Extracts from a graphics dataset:
※

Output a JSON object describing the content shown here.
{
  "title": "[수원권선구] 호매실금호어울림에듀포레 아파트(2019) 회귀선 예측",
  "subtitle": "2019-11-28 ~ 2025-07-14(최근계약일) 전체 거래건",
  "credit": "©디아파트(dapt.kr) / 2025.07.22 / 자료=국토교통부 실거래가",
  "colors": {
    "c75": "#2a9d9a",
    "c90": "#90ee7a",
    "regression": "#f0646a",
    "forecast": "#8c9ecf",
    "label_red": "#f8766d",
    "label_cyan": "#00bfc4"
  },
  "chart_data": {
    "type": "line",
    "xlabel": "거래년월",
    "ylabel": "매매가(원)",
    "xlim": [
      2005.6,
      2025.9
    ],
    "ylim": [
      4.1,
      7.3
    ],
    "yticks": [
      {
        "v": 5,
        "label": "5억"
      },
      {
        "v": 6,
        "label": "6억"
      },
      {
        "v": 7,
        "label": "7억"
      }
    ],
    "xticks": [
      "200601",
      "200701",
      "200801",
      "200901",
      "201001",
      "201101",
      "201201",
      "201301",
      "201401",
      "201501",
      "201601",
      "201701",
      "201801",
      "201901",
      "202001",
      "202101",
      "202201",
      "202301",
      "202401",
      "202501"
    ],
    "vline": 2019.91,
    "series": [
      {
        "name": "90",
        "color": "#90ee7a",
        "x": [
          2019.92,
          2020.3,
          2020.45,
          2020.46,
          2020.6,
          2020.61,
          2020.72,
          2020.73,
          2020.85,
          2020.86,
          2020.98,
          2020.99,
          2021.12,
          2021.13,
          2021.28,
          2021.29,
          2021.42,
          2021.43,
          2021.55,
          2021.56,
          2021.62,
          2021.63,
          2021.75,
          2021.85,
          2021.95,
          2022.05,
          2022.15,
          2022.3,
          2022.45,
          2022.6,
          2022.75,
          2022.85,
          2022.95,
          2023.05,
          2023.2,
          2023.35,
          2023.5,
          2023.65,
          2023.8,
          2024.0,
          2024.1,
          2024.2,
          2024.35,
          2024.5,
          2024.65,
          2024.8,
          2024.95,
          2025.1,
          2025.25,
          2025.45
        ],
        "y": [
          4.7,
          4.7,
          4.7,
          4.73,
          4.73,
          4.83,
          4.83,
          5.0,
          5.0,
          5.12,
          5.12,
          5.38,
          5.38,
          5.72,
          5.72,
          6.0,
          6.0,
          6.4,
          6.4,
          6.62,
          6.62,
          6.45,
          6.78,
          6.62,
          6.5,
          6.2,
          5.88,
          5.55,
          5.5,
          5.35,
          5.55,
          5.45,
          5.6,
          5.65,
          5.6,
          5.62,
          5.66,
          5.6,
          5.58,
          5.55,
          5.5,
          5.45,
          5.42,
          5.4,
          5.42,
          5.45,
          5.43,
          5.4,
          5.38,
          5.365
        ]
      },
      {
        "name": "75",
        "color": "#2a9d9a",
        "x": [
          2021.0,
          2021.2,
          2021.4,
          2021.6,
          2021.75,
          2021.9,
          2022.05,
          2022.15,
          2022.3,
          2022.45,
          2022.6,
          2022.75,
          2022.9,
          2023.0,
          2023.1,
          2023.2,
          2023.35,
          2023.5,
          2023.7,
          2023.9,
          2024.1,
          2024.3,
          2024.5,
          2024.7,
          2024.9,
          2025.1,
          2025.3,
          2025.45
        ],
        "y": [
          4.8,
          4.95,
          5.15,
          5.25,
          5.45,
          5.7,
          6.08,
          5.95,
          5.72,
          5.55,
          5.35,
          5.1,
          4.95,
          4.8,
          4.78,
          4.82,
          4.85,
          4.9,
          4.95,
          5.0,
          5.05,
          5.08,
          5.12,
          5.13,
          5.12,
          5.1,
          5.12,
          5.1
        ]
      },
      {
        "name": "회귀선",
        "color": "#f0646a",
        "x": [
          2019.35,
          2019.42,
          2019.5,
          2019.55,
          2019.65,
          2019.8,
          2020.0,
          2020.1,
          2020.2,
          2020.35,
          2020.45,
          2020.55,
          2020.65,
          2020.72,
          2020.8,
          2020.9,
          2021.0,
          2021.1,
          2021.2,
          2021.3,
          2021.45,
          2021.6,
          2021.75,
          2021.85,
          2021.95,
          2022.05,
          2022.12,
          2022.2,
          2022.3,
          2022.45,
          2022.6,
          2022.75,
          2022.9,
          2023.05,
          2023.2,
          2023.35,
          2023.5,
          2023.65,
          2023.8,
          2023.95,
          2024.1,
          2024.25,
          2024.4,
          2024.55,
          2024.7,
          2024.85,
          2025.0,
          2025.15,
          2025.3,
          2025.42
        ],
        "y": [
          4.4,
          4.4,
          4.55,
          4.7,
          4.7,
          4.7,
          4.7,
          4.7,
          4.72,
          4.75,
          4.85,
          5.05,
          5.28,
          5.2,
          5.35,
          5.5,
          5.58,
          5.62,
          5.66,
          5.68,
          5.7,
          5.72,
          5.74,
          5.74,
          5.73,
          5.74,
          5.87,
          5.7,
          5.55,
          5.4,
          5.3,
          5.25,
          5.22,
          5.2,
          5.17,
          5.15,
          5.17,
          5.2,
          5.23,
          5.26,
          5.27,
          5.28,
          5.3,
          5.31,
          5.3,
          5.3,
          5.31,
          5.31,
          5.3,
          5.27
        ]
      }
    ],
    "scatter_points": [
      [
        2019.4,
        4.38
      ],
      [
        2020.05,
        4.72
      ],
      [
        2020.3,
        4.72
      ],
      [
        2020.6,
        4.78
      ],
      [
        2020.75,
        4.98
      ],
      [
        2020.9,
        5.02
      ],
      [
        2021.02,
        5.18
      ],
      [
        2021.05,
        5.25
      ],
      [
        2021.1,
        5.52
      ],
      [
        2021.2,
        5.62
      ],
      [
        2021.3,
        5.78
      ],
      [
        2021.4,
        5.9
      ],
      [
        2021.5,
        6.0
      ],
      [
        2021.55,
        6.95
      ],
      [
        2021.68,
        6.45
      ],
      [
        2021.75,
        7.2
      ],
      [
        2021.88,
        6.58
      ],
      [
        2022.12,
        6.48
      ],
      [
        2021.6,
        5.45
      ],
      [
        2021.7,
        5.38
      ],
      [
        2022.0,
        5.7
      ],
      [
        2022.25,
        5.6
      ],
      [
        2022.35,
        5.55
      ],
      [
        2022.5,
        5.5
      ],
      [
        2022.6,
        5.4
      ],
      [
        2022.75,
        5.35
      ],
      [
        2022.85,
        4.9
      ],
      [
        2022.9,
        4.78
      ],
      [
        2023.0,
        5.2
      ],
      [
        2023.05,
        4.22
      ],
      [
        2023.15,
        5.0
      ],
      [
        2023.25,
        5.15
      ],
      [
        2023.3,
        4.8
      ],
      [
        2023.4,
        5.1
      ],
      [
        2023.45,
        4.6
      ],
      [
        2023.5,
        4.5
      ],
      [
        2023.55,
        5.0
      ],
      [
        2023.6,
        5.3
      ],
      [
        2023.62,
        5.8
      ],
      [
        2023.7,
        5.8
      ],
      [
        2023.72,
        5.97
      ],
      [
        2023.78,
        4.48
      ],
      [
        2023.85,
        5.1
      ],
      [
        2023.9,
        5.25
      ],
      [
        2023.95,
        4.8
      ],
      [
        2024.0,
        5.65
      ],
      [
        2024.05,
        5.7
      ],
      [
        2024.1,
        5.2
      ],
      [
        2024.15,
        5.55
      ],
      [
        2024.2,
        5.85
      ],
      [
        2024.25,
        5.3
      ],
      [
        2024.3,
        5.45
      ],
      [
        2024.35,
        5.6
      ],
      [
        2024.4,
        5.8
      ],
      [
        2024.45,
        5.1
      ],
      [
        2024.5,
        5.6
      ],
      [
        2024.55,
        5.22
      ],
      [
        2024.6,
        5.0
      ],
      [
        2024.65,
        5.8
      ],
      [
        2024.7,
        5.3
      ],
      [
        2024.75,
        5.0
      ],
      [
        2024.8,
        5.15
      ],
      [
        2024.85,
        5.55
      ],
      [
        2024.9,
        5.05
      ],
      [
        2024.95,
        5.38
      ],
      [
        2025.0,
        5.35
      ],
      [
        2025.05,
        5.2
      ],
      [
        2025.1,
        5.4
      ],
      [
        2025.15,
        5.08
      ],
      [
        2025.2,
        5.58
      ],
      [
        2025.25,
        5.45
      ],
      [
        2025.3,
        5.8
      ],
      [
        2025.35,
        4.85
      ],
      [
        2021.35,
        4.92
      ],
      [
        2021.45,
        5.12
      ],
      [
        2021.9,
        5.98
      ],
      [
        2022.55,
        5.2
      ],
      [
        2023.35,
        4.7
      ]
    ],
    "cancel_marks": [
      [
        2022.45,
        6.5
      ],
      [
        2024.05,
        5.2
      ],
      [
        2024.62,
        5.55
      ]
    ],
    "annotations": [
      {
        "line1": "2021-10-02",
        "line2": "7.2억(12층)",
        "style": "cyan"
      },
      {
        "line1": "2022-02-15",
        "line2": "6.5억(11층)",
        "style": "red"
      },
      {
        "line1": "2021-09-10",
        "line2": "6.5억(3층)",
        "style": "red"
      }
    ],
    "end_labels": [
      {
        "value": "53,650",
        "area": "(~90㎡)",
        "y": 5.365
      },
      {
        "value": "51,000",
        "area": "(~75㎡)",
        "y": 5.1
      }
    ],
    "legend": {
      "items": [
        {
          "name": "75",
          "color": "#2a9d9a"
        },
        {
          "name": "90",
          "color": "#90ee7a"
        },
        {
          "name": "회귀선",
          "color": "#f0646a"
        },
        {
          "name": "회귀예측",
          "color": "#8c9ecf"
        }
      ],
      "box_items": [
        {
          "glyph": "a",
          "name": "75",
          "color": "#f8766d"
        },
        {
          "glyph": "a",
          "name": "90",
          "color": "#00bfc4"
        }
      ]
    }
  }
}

※

REQUIRED WORK -
Exactly how many lines of the listing above contain the string "name"? Give no more than the number.

SOLUTION FOR THIS PROBLEM -
9